SOURCE PASSAGE —
+ + + + +

Backwoods Presbyterian, you and I have actually met before in Barbour Library here at PTS. We had a good chat down in the basement. I will have to send you a message for I feel you would have excellent insight into what I'm talking about.


----------



## Dearly Bought (Nov 15, 2009)

Not too long ago, I found myself in a similar situation, except with a presidential scholarship at an American Baptist seminary, while studying for ministry in the American Baptist churches. _I strongly urge you to leave_.

Financial hardship is nothing compared to the spiritual dangers involved in staying. I have no regrets over leaving.

Is seminary about a degree or about training for ministry? If the degree is the ultimate priority, then by all means stay and duke it out. But if you're looking to procure godly training for ministry, this is not the place to find it. Seminary is not the place for fighting battles over fundamental matters of Christian faith. I'd also be happy to discuss more over PM.


----------



## DMcFadden (Nov 15, 2009)

+ + + + +

GIVEN INFORMATION —
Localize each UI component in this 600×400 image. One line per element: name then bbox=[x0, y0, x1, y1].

+ + + + +

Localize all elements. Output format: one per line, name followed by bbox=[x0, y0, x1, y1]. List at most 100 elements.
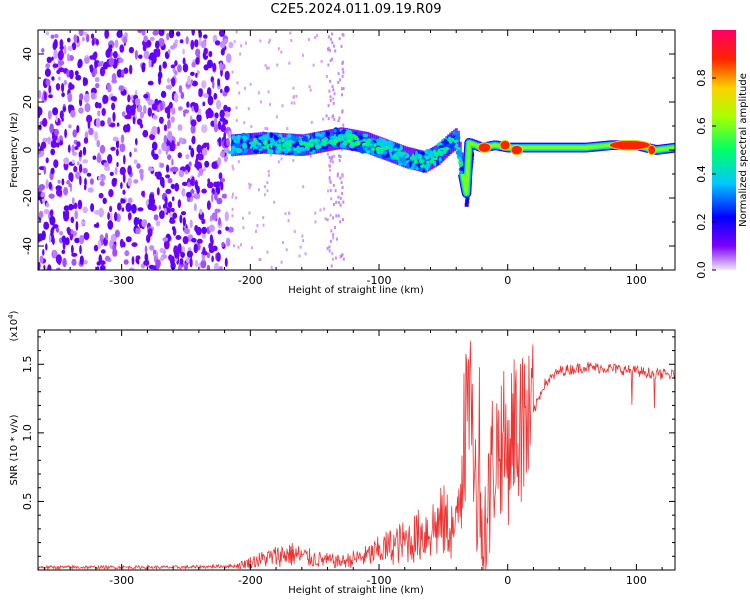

+ + + + +

JOB — Copy out the seminary forum thread in full, with every word, line break, and mark unchanged.

THE SOLUTION —
Backwoods Presbyterian, you and I have actually met before in Barbour Library here at PTS. We had a good chat down in the basement. I will have to send you a message for I feel you would have excellent insight into what I'm talking about.


----------



## Dearly Bought (Nov 15, 2009)

Not too long ago, I found myself in a similar situation, except with a presidential scholarship at an American Baptist seminary, while studying for ministry in the American Baptist churches. _I strongly urge you to leave_.

Financial hardship is nothing compared to the spiritual dangers involved in staying. I have no regrets over leaving.

Is seminary about a degree or about training for ministry? If the degree is the ultimate priority, then by all means stay and duke it out. But if you're looking to procure godly training for ministry, this is not the place to find it. Seminary is not the place for fighting battles over fundamental matters of Christian faith. I'd also be happy to discuss more over PM.


----------



## DMcFadden (Nov 15, 2009)